◆ WRITTEN TASK ◆
Your answer should be one number: how many lines of the data include the string "color"?

Entries with figure data
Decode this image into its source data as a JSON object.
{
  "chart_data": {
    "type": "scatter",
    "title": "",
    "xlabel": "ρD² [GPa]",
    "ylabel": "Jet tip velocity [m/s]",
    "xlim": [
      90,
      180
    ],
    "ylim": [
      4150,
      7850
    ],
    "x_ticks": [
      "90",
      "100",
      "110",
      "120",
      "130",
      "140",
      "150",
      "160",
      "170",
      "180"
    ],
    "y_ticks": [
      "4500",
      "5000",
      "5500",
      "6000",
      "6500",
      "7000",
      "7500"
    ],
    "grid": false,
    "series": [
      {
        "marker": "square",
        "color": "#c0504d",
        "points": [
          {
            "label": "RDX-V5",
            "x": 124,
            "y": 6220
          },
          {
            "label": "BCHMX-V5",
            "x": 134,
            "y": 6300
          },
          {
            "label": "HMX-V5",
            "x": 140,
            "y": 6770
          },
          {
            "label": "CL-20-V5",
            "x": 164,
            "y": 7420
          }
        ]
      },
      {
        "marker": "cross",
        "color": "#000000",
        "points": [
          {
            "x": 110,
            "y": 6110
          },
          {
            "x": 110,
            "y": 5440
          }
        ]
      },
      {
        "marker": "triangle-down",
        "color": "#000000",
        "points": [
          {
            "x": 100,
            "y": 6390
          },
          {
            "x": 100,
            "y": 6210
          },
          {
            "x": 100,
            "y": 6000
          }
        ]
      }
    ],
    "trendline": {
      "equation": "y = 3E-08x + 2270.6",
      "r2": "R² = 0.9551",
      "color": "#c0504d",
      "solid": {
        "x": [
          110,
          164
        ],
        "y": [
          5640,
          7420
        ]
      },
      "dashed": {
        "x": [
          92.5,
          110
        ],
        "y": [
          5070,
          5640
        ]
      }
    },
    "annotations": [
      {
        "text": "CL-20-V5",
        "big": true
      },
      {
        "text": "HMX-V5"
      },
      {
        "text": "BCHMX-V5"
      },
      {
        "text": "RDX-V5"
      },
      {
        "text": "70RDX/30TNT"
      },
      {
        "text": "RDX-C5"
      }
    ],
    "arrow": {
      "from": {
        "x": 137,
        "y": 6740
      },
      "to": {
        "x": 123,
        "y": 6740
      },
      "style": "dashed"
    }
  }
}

◆ SOLVED EXERCISE ◆
4